■ Exercise directions
In the listing below, locate the lines bearing the word "ijtimoiy". Copy every one of them.
----
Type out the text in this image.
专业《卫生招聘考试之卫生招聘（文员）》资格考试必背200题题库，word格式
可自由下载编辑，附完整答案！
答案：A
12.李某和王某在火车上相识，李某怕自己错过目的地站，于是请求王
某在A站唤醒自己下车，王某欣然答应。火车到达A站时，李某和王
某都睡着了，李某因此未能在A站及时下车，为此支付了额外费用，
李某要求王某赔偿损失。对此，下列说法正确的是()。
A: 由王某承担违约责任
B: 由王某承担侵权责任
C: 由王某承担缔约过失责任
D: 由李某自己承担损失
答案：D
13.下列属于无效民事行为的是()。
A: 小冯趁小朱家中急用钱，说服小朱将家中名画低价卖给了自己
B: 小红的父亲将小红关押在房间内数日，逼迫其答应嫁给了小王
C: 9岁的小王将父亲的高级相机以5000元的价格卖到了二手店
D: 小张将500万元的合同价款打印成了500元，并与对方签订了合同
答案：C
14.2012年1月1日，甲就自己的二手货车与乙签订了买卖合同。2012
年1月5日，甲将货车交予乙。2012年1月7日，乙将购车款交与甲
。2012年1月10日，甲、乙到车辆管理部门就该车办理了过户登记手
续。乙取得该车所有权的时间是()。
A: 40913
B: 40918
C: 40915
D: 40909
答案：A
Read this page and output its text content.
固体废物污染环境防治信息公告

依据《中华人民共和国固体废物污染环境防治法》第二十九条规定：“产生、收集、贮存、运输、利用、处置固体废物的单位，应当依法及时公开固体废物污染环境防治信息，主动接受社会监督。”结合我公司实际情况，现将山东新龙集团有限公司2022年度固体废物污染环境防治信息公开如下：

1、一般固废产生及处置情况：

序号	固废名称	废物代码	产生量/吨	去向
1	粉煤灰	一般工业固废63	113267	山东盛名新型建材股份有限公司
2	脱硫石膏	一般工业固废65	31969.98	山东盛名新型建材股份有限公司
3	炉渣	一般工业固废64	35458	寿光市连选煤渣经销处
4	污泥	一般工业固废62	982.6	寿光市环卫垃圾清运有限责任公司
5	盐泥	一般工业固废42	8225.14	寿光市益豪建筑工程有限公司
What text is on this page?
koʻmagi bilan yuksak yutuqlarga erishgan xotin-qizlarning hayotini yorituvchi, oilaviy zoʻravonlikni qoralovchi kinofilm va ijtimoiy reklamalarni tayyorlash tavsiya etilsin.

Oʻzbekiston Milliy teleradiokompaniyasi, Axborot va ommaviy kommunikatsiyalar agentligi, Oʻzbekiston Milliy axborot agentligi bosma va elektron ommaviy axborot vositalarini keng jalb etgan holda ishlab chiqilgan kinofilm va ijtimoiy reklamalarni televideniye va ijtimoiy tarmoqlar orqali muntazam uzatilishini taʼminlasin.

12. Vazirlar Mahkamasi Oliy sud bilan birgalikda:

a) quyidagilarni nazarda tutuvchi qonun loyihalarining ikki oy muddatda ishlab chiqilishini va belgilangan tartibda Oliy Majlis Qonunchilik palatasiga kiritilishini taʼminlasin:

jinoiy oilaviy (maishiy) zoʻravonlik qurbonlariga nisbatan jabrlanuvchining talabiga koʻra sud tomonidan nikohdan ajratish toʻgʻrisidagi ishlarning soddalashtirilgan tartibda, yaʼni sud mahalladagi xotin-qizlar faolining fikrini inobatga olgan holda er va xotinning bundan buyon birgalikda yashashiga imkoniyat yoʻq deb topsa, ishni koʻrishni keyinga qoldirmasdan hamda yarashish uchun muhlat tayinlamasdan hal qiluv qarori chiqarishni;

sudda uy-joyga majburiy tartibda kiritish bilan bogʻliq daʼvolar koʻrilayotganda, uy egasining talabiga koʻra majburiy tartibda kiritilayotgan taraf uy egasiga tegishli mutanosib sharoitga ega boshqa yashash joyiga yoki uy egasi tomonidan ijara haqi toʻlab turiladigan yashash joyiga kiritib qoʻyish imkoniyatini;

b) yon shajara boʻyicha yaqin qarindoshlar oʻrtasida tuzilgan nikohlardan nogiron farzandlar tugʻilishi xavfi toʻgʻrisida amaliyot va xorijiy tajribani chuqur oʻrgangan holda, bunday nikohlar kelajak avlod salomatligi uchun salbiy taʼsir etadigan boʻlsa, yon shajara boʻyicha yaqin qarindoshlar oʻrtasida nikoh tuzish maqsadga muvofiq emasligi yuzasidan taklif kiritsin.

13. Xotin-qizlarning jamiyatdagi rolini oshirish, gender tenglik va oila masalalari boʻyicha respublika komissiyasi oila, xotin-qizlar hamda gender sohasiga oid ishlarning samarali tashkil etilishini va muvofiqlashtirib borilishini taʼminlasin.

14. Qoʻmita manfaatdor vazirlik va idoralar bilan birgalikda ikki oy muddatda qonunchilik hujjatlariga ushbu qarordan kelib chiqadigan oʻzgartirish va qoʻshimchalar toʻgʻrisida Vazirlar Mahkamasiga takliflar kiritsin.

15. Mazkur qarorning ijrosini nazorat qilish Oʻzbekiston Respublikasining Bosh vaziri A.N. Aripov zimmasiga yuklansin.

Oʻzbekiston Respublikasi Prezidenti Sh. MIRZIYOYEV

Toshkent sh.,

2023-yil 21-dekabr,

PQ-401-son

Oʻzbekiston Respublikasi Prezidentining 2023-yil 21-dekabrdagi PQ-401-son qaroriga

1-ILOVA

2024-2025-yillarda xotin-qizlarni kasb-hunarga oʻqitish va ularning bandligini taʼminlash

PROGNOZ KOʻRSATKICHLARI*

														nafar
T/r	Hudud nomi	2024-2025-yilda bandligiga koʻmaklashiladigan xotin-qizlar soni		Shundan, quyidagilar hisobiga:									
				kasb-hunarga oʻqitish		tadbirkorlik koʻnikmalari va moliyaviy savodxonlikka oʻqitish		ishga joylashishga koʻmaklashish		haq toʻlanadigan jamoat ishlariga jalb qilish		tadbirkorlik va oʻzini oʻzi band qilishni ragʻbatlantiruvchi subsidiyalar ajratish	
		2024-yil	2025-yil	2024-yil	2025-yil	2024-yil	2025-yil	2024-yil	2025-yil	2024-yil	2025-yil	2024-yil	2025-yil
----
■ Exercise result
koʻmagi bilan yuksak yutuqlarga erishgan xotin-qizlarning hayotini yorituvchi, oilaviy zoʻravonlikni qoralovchi kinofilm va ijtimoiy reklamalarni tayyorlash tavsiya etilsin.
Oʻzbekiston Milliy teleradiokompaniyasi, Axborot va ommaviy kommunikatsiyalar agentligi, Oʻzbekiston Milliy axborot agentligi bosma va elektron ommaviy axborot vositalarini keng jalb etgan holda ishlab chiqilgan kinofilm va ijtimoiy reklamalarni televideniye va ijtimoiy tarmoqlar orqali muntazam uzatilishini taʼminlasin.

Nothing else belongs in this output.